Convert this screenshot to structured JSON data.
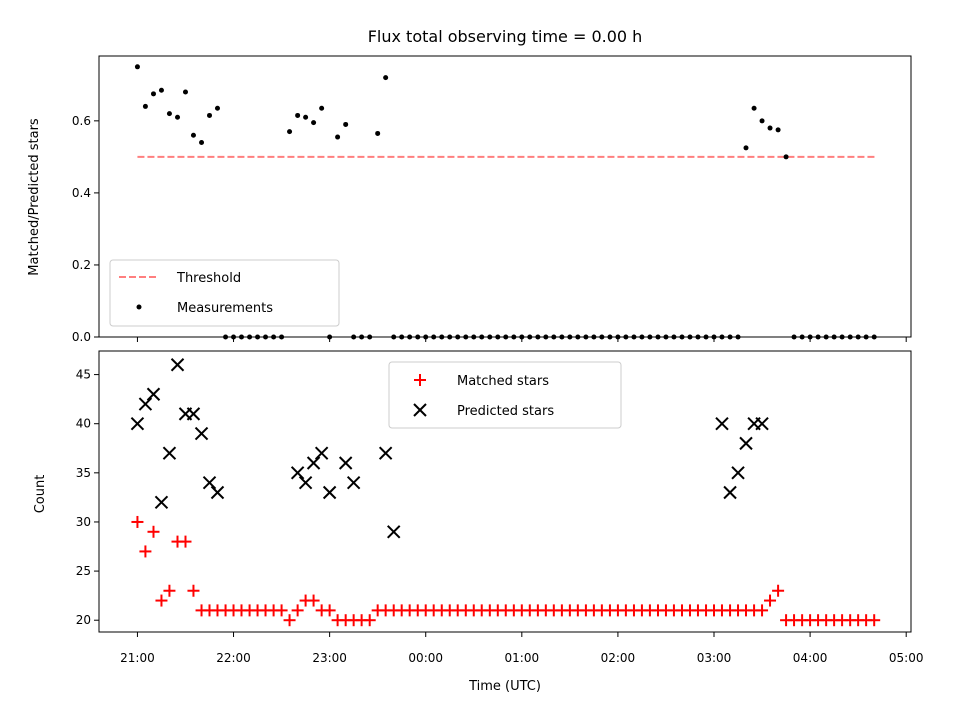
{
  "figure_title": "Flux total observing time = 0.00 h",
  "chart_data": [
    {
      "type": "scatter",
      "ylabel": "Matched/Predicted stars",
      "ylim": [
        0,
        0.78
      ],
      "yticks": [
        "0.0",
        "0.2",
        "0.4",
        "0.6"
      ],
      "xlim_hours": [
        20.6,
        29.05
      ],
      "threshold": {
        "name": "Threshold",
        "value": 0.5,
        "x_range": [
          21.0,
          28.67
        ],
        "color": "#ff7f7f",
        "style": "dashed"
      },
      "measurements": {
        "name": "Measurements",
        "color": "#000000",
        "x": [
          21.0,
          21.083,
          21.167,
          21.25,
          21.333,
          21.417,
          21.5,
          21.583,
          21.667,
          21.75,
          21.833,
          21.917,
          22.0,
          22.083,
          22.167,
          22.25,
          22.333,
          22.417,
          22.5,
          22.583,
          22.667,
          22.75,
          22.833,
          22.917,
          23.0,
          23.083,
          23.167,
          23.25,
          23.333,
          23.417,
          23.5,
          23.583,
          23.667,
          23.75,
          23.833,
          23.917,
          24.0,
          24.083,
          24.167,
          24.25,
          24.333,
          24.417,
          24.5,
          24.583,
          24.667,
          24.75,
          24.833,
          24.917,
          25.0,
          25.083,
          25.167,
          25.25,
          25.333,
          25.417,
          25.5,
          25.583,
          25.667,
          25.75,
          25.833,
          25.917,
          26.0,
          26.083,
          26.167,
          26.25,
          26.333,
          26.417,
          26.5,
          26.583,
          26.667,
          26.75,
          26.833,
          26.917,
          27.0,
          27.083,
          27.167,
          27.25,
          27.333,
          27.417,
          27.5,
          27.583,
          27.667,
          27.75,
          27.833,
          27.917,
          28.0,
          28.083,
          28.167,
          28.25,
          28.333,
          28.417,
          28.5,
          28.583,
          28.667
        ],
        "y": [
          0.75,
          0.64,
          0.675,
          0.685,
          0.62,
          0.61,
          0.68,
          0.56,
          0.54,
          0.615,
          0.635,
          0,
          0,
          0,
          0,
          0,
          0,
          0,
          0,
          0.57,
          0.615,
          0.61,
          0.595,
          0.635,
          0,
          0.555,
          0.59,
          0,
          0,
          0,
          0.565,
          0.72,
          0,
          0,
          0,
          0,
          0,
          0,
          0,
          0,
          0,
          0,
          0,
          0,
          0,
          0,
          0,
          0,
          0,
          0,
          0,
          0,
          0,
          0,
          0,
          0,
          0,
          0,
          0,
          0,
          0,
          0,
          0,
          0,
          0,
          0,
          0,
          0,
          0,
          0,
          0,
          0,
          0,
          0,
          0,
          0,
          0.525,
          0.635,
          0.6,
          0.58,
          0.575,
          0.5,
          0,
          0,
          0,
          0,
          0,
          0,
          0,
          0,
          0,
          0,
          0
        ]
      },
      "legend": {
        "placement": "lower-left",
        "entries": [
          "Threshold",
          "Measurements"
        ]
      }
    },
    {
      "type": "scatter",
      "xlabel": "Time (UTC)",
      "ylabel": "Count",
      "ylim": [
        18.8,
        47.4
      ],
      "yticks": [
        "20",
        "25",
        "30",
        "35",
        "40",
        "45"
      ],
      "xlim_hours": [
        20.6,
        29.05
      ],
      "xticks": [
        "21:00",
        "22:00",
        "23:00",
        "00:00",
        "01:00",
        "02:00",
        "03:00",
        "04:00",
        "05:00"
      ],
      "matched": {
        "name": "Matched stars",
        "color": "#ff0000",
        "marker": "+",
        "x": [
          21.0,
          21.083,
          21.167,
          21.25,
          21.333,
          21.417,
          21.5,
          21.583,
          21.667,
          21.75,
          21.833,
          21.917,
          22.0,
          22.083,
          22.167,
          22.25,
          22.333,
          22.417,
          22.5,
          22.583,
          22.667,
          22.75,
          22.833,
          22.917,
          23.0,
          23.083,
          23.167,
          23.25,
          23.333,
          23.417,
          23.5,
          23.583,
          23.667,
          23.75,
          23.833,
          23.917,
          24.0,
          24.083,
          24.167,
          24.25,
          24.333,
          24.417,
          24.5,
          24.583,
          24.667,
          24.75,
          24.833,
          24.917,
          25.0,
          25.083,
          25.167,
          25.25,
          25.333,
          25.417,
          25.5,
          25.583,
          25.667,
          25.75,
          25.833,
          25.917,
          26.0,
          26.083,
          26.167,
          26.25,
          26.333,
          26.417,
          26.5,
          26.583,
          26.667,
          26.75,
          26.833,
          26.917,
          27.0,
          27.083,
          27.167,
          27.25,
          27.333,
          27.417,
          27.5,
          27.583,
          27.667,
          27.75,
          27.833,
          27.917,
          28.0,
          28.083,
          28.167,
          28.25,
          28.333,
          28.417,
          28.5,
          28.583,
          28.667
        ],
        "y": [
          30,
          27,
          29,
          22,
          23,
          28,
          28,
          23,
          21,
          21,
          21,
          21,
          21,
          21,
          21,
          21,
          21,
          21,
          21,
          20,
          21,
          22,
          22,
          21,
          21,
          20,
          20,
          20,
          20,
          20,
          21,
          21,
          21,
          21,
          21,
          21,
          21,
          21,
          21,
          21,
          21,
          21,
          21,
          21,
          21,
          21,
          21,
          21,
          21,
          21,
          21,
          21,
          21,
          21,
          21,
          21,
          21,
          21,
          21,
          21,
          21,
          21,
          21,
          21,
          21,
          21,
          21,
          21,
          21,
          21,
          21,
          21,
          21,
          21,
          21,
          21,
          21,
          21,
          21,
          22,
          23,
          20,
          20,
          20,
          20,
          20,
          20,
          20,
          20,
          20,
          20,
          20,
          20
        ]
      },
      "predicted": {
        "name": "Predicted stars",
        "color": "#000000",
        "marker": "x",
        "x": [
          21.0,
          21.083,
          21.167,
          21.25,
          21.333,
          21.417,
          21.5,
          21.583,
          21.667,
          21.75,
          21.833,
          22.667,
          22.75,
          22.833,
          22.917,
          23.0,
          23.167,
          23.25,
          23.583,
          23.667,
          27.083,
          27.167,
          27.25,
          27.333,
          27.417,
          27.5
        ],
        "y": [
          40,
          42,
          43,
          32,
          37,
          46,
          41,
          41,
          39,
          34,
          33,
          35,
          34,
          36,
          37,
          33,
          36,
          34,
          37,
          29,
          40,
          33,
          35,
          38,
          40,
          40
        ]
      },
      "legend": {
        "placement": "upper-center",
        "entries": [
          "Matched stars",
          "Predicted stars"
        ]
      }
    }
  ]
}
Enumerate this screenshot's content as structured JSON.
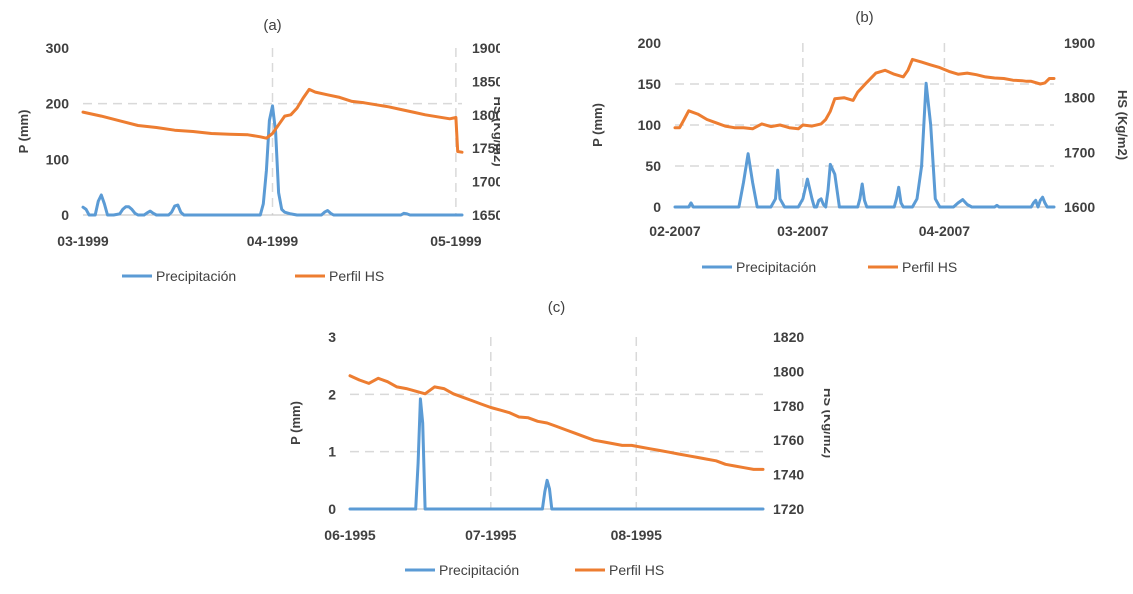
{
  "colors": {
    "precip": "#5b9bd5",
    "hs": "#ed7d31",
    "text": "#404040",
    "grid": "#d9d9d9"
  },
  "chart_data": [
    {
      "id": "a",
      "type": "line",
      "title": "(a)",
      "ylabel": "P (mm)",
      "y2label": "HS (Kg/m2)",
      "xlim": [
        0,
        62
      ],
      "ylim": [
        0,
        300
      ],
      "y2lim": [
        1650,
        1900
      ],
      "yticks": [
        "0",
        "100",
        "200",
        "300"
      ],
      "y2ticks": [
        "1650",
        "1700",
        "1750",
        "1800",
        "1850",
        "1900"
      ],
      "xticks": [
        {
          "x": 0,
          "label": "03-1999"
        },
        {
          "x": 31,
          "label": "04-1999"
        },
        {
          "x": 61,
          "label": "05-1999"
        }
      ],
      "hgrid": [
        200
      ],
      "legend": [
        "Precipitación",
        "Perfil HS"
      ],
      "series": [
        {
          "name": "Precipitación",
          "axis": "left",
          "points": [
            [
              0,
              14
            ],
            [
              0.5,
              10
            ],
            [
              1,
              0
            ],
            [
              2,
              0
            ],
            [
              2.5,
              25
            ],
            [
              3,
              36
            ],
            [
              3.5,
              20
            ],
            [
              4,
              0
            ],
            [
              5,
              0
            ],
            [
              6,
              2
            ],
            [
              6.5,
              10
            ],
            [
              7,
              15
            ],
            [
              7.5,
              15
            ],
            [
              8,
              10
            ],
            [
              8.5,
              3
            ],
            [
              9,
              0
            ],
            [
              10,
              0
            ],
            [
              10.5,
              4
            ],
            [
              11,
              7
            ],
            [
              11.5,
              3
            ],
            [
              12,
              0
            ],
            [
              14,
              0
            ],
            [
              14.5,
              5
            ],
            [
              15,
              16
            ],
            [
              15.5,
              18
            ],
            [
              16,
              5
            ],
            [
              16.5,
              0
            ],
            [
              29,
              0
            ],
            [
              29.5,
              20
            ],
            [
              30,
              80
            ],
            [
              30.5,
              170
            ],
            [
              31,
              196
            ],
            [
              31.5,
              150
            ],
            [
              32,
              40
            ],
            [
              32.5,
              10
            ],
            [
              33,
              5
            ],
            [
              34,
              2
            ],
            [
              35,
              0
            ],
            [
              39,
              0
            ],
            [
              39.5,
              5
            ],
            [
              40,
              8
            ],
            [
              40.5,
              3
            ],
            [
              41,
              0
            ],
            [
              52,
              0
            ],
            [
              52.5,
              3
            ],
            [
              53,
              2
            ],
            [
              53.5,
              0
            ],
            [
              62,
              0
            ]
          ]
        },
        {
          "name": "Perfil HS",
          "axis": "right",
          "points": [
            [
              0,
              1804
            ],
            [
              3,
              1798
            ],
            [
              6,
              1791
            ],
            [
              9,
              1784
            ],
            [
              12,
              1781
            ],
            [
              15,
              1777
            ],
            [
              18,
              1775
            ],
            [
              21,
              1772
            ],
            [
              24,
              1771
            ],
            [
              27,
              1770
            ],
            [
              29,
              1767
            ],
            [
              30,
              1765
            ],
            [
              31,
              1772
            ],
            [
              32,
              1785
            ],
            [
              33,
              1798
            ],
            [
              34,
              1800
            ],
            [
              35,
              1810
            ],
            [
              36,
              1825
            ],
            [
              37,
              1838
            ],
            [
              38,
              1834
            ],
            [
              40,
              1830
            ],
            [
              42,
              1826
            ],
            [
              44,
              1820
            ],
            [
              46,
              1818
            ],
            [
              48,
              1815
            ],
            [
              50,
              1812
            ],
            [
              52,
              1808
            ],
            [
              54,
              1804
            ],
            [
              56,
              1800
            ],
            [
              58,
              1797
            ],
            [
              60,
              1794
            ],
            [
              61,
              1796
            ],
            [
              61.3,
              1745
            ],
            [
              62,
              1744
            ]
          ]
        }
      ]
    },
    {
      "id": "b",
      "type": "line",
      "title": "(b)",
      "ylabel": "P (mm)",
      "y2label": "HS (Kg/m2)",
      "xlim": [
        0,
        83
      ],
      "ylim": [
        0,
        200
      ],
      "y2lim": [
        1600,
        1900
      ],
      "yticks": [
        "0",
        "50",
        "100",
        "150",
        "200"
      ],
      "y2ticks": [
        "1600",
        "1700",
        "1800",
        "1900"
      ],
      "xticks": [
        {
          "x": 0,
          "label": "02-2007"
        },
        {
          "x": 28,
          "label": "03-2007"
        },
        {
          "x": 59,
          "label": "04-2007"
        }
      ],
      "hgrid": [
        50,
        100,
        150
      ],
      "legend": [
        "Precipitación",
        "Perfil HS"
      ],
      "series": [
        {
          "name": "Precipitación",
          "axis": "left",
          "points": [
            [
              0,
              0
            ],
            [
              3,
              0
            ],
            [
              3.5,
              5
            ],
            [
              4,
              0
            ],
            [
              14,
              0
            ],
            [
              15,
              30
            ],
            [
              16,
              65
            ],
            [
              17,
              30
            ],
            [
              18,
              0
            ],
            [
              21,
              0
            ],
            [
              22,
              10
            ],
            [
              22.5,
              45
            ],
            [
              23,
              10
            ],
            [
              24,
              0
            ],
            [
              27,
              0
            ],
            [
              28,
              10
            ],
            [
              29,
              34
            ],
            [
              30,
              10
            ],
            [
              30.5,
              0
            ],
            [
              31,
              0
            ],
            [
              31.5,
              8
            ],
            [
              32,
              10
            ],
            [
              32.5,
              3
            ],
            [
              33,
              0
            ],
            [
              33.5,
              20
            ],
            [
              34,
              52
            ],
            [
              35,
              40
            ],
            [
              36,
              0
            ],
            [
              40,
              0
            ],
            [
              40.5,
              10
            ],
            [
              41,
              28
            ],
            [
              41.5,
              8
            ],
            [
              42,
              0
            ],
            [
              48,
              0
            ],
            [
              48.5,
              10
            ],
            [
              49,
              24
            ],
            [
              49.5,
              5
            ],
            [
              50,
              0
            ],
            [
              52,
              0
            ],
            [
              53,
              10
            ],
            [
              54,
              50
            ],
            [
              55,
              151
            ],
            [
              56,
              100
            ],
            [
              57,
              10
            ],
            [
              58,
              0
            ],
            [
              61,
              0
            ],
            [
              62,
              5
            ],
            [
              63,
              9
            ],
            [
              64,
              3
            ],
            [
              65,
              0
            ],
            [
              70,
              0
            ],
            [
              70.5,
              2
            ],
            [
              71,
              0
            ],
            [
              78,
              0
            ],
            [
              78.5,
              5
            ],
            [
              79,
              8
            ],
            [
              79.5,
              0
            ],
            [
              80,
              8
            ],
            [
              80.5,
              12
            ],
            [
              81,
              5
            ],
            [
              81.5,
              0
            ],
            [
              83,
              0
            ]
          ]
        },
        {
          "name": "Perfil HS",
          "axis": "right",
          "points": [
            [
              0,
              1745
            ],
            [
              1,
              1745
            ],
            [
              2,
              1760
            ],
            [
              3,
              1776
            ],
            [
              5,
              1770
            ],
            [
              7,
              1760
            ],
            [
              9,
              1754
            ],
            [
              11,
              1748
            ],
            [
              13,
              1745
            ],
            [
              15,
              1745
            ],
            [
              17,
              1743
            ],
            [
              19,
              1752
            ],
            [
              21,
              1747
            ],
            [
              23,
              1750
            ],
            [
              25,
              1745
            ],
            [
              27,
              1743
            ],
            [
              28,
              1750
            ],
            [
              30,
              1748
            ],
            [
              32,
              1752
            ],
            [
              33,
              1760
            ],
            [
              34,
              1775
            ],
            [
              35,
              1798
            ],
            [
              37,
              1800
            ],
            [
              39,
              1795
            ],
            [
              40,
              1810
            ],
            [
              42,
              1828
            ],
            [
              44,
              1845
            ],
            [
              46,
              1850
            ],
            [
              48,
              1843
            ],
            [
              50,
              1838
            ],
            [
              51,
              1850
            ],
            [
              52,
              1870
            ],
            [
              54,
              1865
            ],
            [
              56,
              1860
            ],
            [
              58,
              1855
            ],
            [
              60,
              1848
            ],
            [
              62,
              1843
            ],
            [
              64,
              1845
            ],
            [
              66,
              1842
            ],
            [
              68,
              1838
            ],
            [
              70,
              1836
            ],
            [
              72,
              1835
            ],
            [
              74,
              1832
            ],
            [
              76,
              1831
            ],
            [
              77,
              1830
            ],
            [
              78,
              1830
            ],
            [
              80,
              1825
            ],
            [
              81,
              1827
            ],
            [
              82,
              1835
            ],
            [
              83,
              1835
            ]
          ]
        }
      ]
    },
    {
      "id": "c",
      "type": "line",
      "title": "(c)",
      "ylabel": "P (mm)",
      "y2label": "HS (Kg/m2)",
      "xlim": [
        0,
        88
      ],
      "ylim": [
        0,
        3
      ],
      "y2lim": [
        1720,
        1820
      ],
      "yticks": [
        "0",
        "1",
        "2",
        "3"
      ],
      "y2ticks": [
        "1720",
        "1740",
        "1760",
        "1780",
        "1800",
        "1820"
      ],
      "xticks": [
        {
          "x": 0,
          "label": "06-1995"
        },
        {
          "x": 30,
          "label": "07-1995"
        },
        {
          "x": 61,
          "label": "08-1995"
        }
      ],
      "hgrid": [
        1,
        2
      ],
      "legend": [
        "Precipitación",
        "Perfil HS"
      ],
      "series": [
        {
          "name": "Precipitación",
          "axis": "left",
          "points": [
            [
              0,
              0
            ],
            [
              14,
              0
            ],
            [
              14.5,
              0.8
            ],
            [
              15,
              1.92
            ],
            [
              15.5,
              1.5
            ],
            [
              16,
              0
            ],
            [
              41,
              0
            ],
            [
              41.5,
              0.3
            ],
            [
              42,
              0.5
            ],
            [
              42.5,
              0.35
            ],
            [
              43,
              0
            ],
            [
              88,
              0
            ]
          ]
        },
        {
          "name": "Perfil HS",
          "axis": "right",
          "points": [
            [
              0,
              1797.5
            ],
            [
              2,
              1795
            ],
            [
              4,
              1793
            ],
            [
              6,
              1796
            ],
            [
              8,
              1794
            ],
            [
              10,
              1791
            ],
            [
              12,
              1790
            ],
            [
              14,
              1788.5
            ],
            [
              16,
              1787
            ],
            [
              18,
              1791
            ],
            [
              20,
              1790
            ],
            [
              22,
              1787
            ],
            [
              24,
              1785
            ],
            [
              26,
              1783
            ],
            [
              28,
              1781
            ],
            [
              30,
              1779
            ],
            [
              32,
              1777.5
            ],
            [
              34,
              1776
            ],
            [
              36,
              1773.5
            ],
            [
              38,
              1773
            ],
            [
              40,
              1771
            ],
            [
              42,
              1770
            ],
            [
              44,
              1768
            ],
            [
              46,
              1766
            ],
            [
              48,
              1764
            ],
            [
              50,
              1762
            ],
            [
              52,
              1760
            ],
            [
              54,
              1759
            ],
            [
              56,
              1758
            ],
            [
              58,
              1757
            ],
            [
              60,
              1757
            ],
            [
              62,
              1756
            ],
            [
              64,
              1755
            ],
            [
              66,
              1754
            ],
            [
              68,
              1753
            ],
            [
              70,
              1752
            ],
            [
              72,
              1751
            ],
            [
              74,
              1750
            ],
            [
              76,
              1749
            ],
            [
              78,
              1748
            ],
            [
              80,
              1746
            ],
            [
              82,
              1745
            ],
            [
              84,
              1744
            ],
            [
              86,
              1743
            ],
            [
              88,
              1743
            ]
          ]
        }
      ]
    }
  ]
}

----

▸ **Work to do**:
Isolate the lines above that contain the word "stars" and copy them.

▸ **Final result**:
      "ylabel": "Matched/Predicted stars",
        "name": "Matched stars",
        "name": "Predicted stars",
          "Matched stars",
          "Predicted stars"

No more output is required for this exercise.